REQUIRED WORK =>
Will you transcribe all the entries word for word, skipping the pictures they hold?

MATERIAL FOR THE TASK =>

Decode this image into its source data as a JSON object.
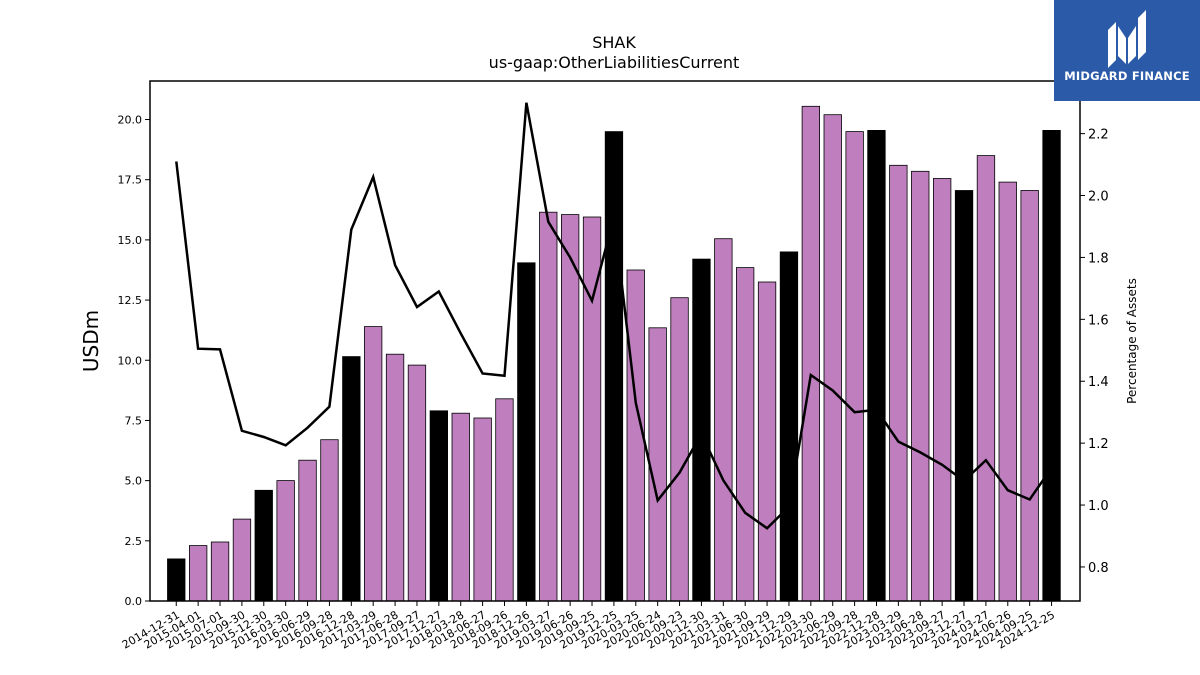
{
  "chart_data": {
    "type": "bar",
    "title": "SHAK",
    "subtitle": "us-gaap:OtherLiabilitiesCurrent",
    "ylabel": "USDm",
    "y2label": "Percentage of Assets",
    "ylim": [
      0,
      21.6
    ],
    "y2lim": [
      0.69,
      2.37
    ],
    "yticks": [
      "0.0",
      "2.5",
      "5.0",
      "7.5",
      "10.0",
      "12.5",
      "15.0",
      "17.5",
      "20.0"
    ],
    "y2ticks": [
      "0.8",
      "1.0",
      "1.2",
      "1.4",
      "1.6",
      "1.8",
      "2.0",
      "2.2"
    ],
    "grid": false,
    "categories": [
      "2014-12-31",
      "2015-04-01",
      "2015-07-01",
      "2015-09-30",
      "2015-12-30",
      "2016-03-30",
      "2016-06-29",
      "2016-09-28",
      "2016-12-28",
      "2017-03-29",
      "2017-06-28",
      "2017-09-27",
      "2017-12-27",
      "2018-03-28",
      "2018-06-27",
      "2018-09-26",
      "2018-12-26",
      "2019-03-27",
      "2019-06-26",
      "2019-09-25",
      "2019-12-25",
      "2020-03-25",
      "2020-06-24",
      "2020-09-23",
      "2020-12-30",
      "2021-03-31",
      "2021-06-30",
      "2021-09-29",
      "2021-12-29",
      "2022-03-30",
      "2022-06-29",
      "2022-09-28",
      "2022-12-28",
      "2023-03-29",
      "2023-06-28",
      "2023-09-27",
      "2023-12-27",
      "2024-03-27",
      "2024-06-26",
      "2024-09-25",
      "2024-12-25"
    ],
    "series": [
      {
        "kind": "bar",
        "values": [
          1.75,
          2.3,
          2.45,
          3.4,
          4.6,
          5.0,
          5.85,
          6.7,
          10.15,
          11.4,
          10.25,
          9.8,
          7.9,
          7.8,
          7.6,
          8.4,
          14.05,
          16.15,
          16.05,
          15.95,
          19.5,
          13.75,
          11.35,
          12.6,
          14.2,
          15.05,
          13.85,
          13.25,
          14.5,
          20.55,
          20.2,
          19.5,
          19.55,
          18.1,
          17.85,
          17.55,
          17.05,
          18.5,
          17.4,
          17.05,
          19.55
        ]
      },
      {
        "kind": "line",
        "axis": "right",
        "values": [
          2.11,
          1.505,
          1.503,
          1.24,
          1.22,
          1.193,
          1.25,
          1.318,
          1.89,
          2.06,
          1.775,
          1.64,
          1.69,
          1.555,
          1.425,
          1.418,
          2.3,
          1.915,
          1.8,
          1.66,
          1.93,
          1.33,
          1.015,
          1.105,
          1.23,
          1.08,
          0.975,
          0.925,
          0.995,
          1.42,
          1.37,
          1.3,
          1.308,
          1.205,
          1.17,
          1.13,
          1.078,
          1.145,
          1.048,
          1.018,
          1.12
        ]
      }
    ],
    "colors": {
      "bar_regular": "#bf7fbf",
      "bar_year_end": "#000000",
      "line": "#000000"
    }
  },
  "logo": {
    "text": "MIDGARD FINANCE",
    "background": "#2a5aa8"
  }
}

SOLUTION FOR THIS PROBLEM =>
Decode this image into its source data as a JSON object.
{
  "chart_data": {
    "type": "bar",
    "title": "SHAK",
    "subtitle": "us-gaap:OtherLiabilitiesCurrent",
    "ylabel": "USDm",
    "y2label": "Percentage of Assets",
    "ylim": [
      0,
      21.6
    ],
    "y2lim": [
      0.69,
      2.37
    ],
    "yticks": [
      "0.0",
      "2.5",
      "5.0",
      "7.5",
      "10.0",
      "12.5",
      "15.0",
      "17.5",
      "20.0"
    ],
    "y2ticks": [
      "0.8",
      "1.0",
      "1.2",
      "1.4",
      "1.6",
      "1.8",
      "2.0",
      "2.2"
    ],
    "grid": false,
    "categories": [
      "2014-12-31",
      "2015-04-01",
      "2015-07-01",
      "2015-09-30",
      "2015-12-30",
      "2016-03-30",
      "2016-06-29",
      "2016-09-28",
      "2016-12-28",
      "2017-03-29",
      "2017-06-28",
      "2017-09-27",
      "2017-12-27",
      "2018-03-28",
      "2018-06-27",
      "2018-09-26",
      "2018-12-26",
      "2019-03-27",
      "2019-06-26",
      "2019-09-25",
      "2019-12-25",
      "2020-03-25",
      "2020-06-24",
      "2020-09-23",
      "2020-12-30",
      "2021-03-31",
      "2021-06-30",
      "2021-09-29",
      "2021-12-29",
      "2022-03-30",
      "2022-06-29",
      "2022-09-28",
      "2022-12-28",
      "2023-03-29",
      "2023-06-28",
      "2023-09-27",
      "2023-12-27",
      "2024-03-27",
      "2024-06-26",
      "2024-09-25",
      "2024-12-25"
    ],
    "series": [
      {
        "kind": "bar",
        "values": [
          1.75,
          2.3,
          2.45,
          3.4,
          4.6,
          5.0,
          5.85,
          6.7,
          10.15,
          11.4,
          10.25,
          9.8,
          7.9,
          7.8,
          7.6,
          8.4,
          14.05,
          16.15,
          16.05,
          15.95,
          19.5,
          13.75,
          11.35,
          12.6,
          14.2,
          15.05,
          13.85,
          13.25,
          14.5,
          20.55,
          20.2,
          19.5,
          19.55,
          18.1,
          17.85,
          17.55,
          17.05,
          18.5,
          17.4,
          17.05,
          19.55
        ]
      },
      {
        "kind": "line",
        "axis": "right",
        "values": [
          2.11,
          1.505,
          1.503,
          1.24,
          1.22,
          1.193,
          1.25,
          1.318,
          1.89,
          2.06,
          1.775,
          1.64,
          1.69,
          1.555,
          1.425,
          1.418,
          2.3,
          1.915,
          1.8,
          1.66,
          1.93,
          1.33,
          1.015,
          1.105,
          1.23,
          1.08,
          0.975,
          0.925,
          0.995,
          1.42,
          1.37,
          1.3,
          1.308,
          1.205,
          1.17,
          1.13,
          1.078,
          1.145,
          1.048,
          1.018,
          1.12
        ]
      }
    ],
    "colors": {
      "bar_regular": "#bf7fbf",
      "bar_year_end": "#000000",
      "line": "#000000"
    }
  },
  "logo": {
    "text": "MIDGARD FINANCE",
    "background": "#2a5aa8"
  }
}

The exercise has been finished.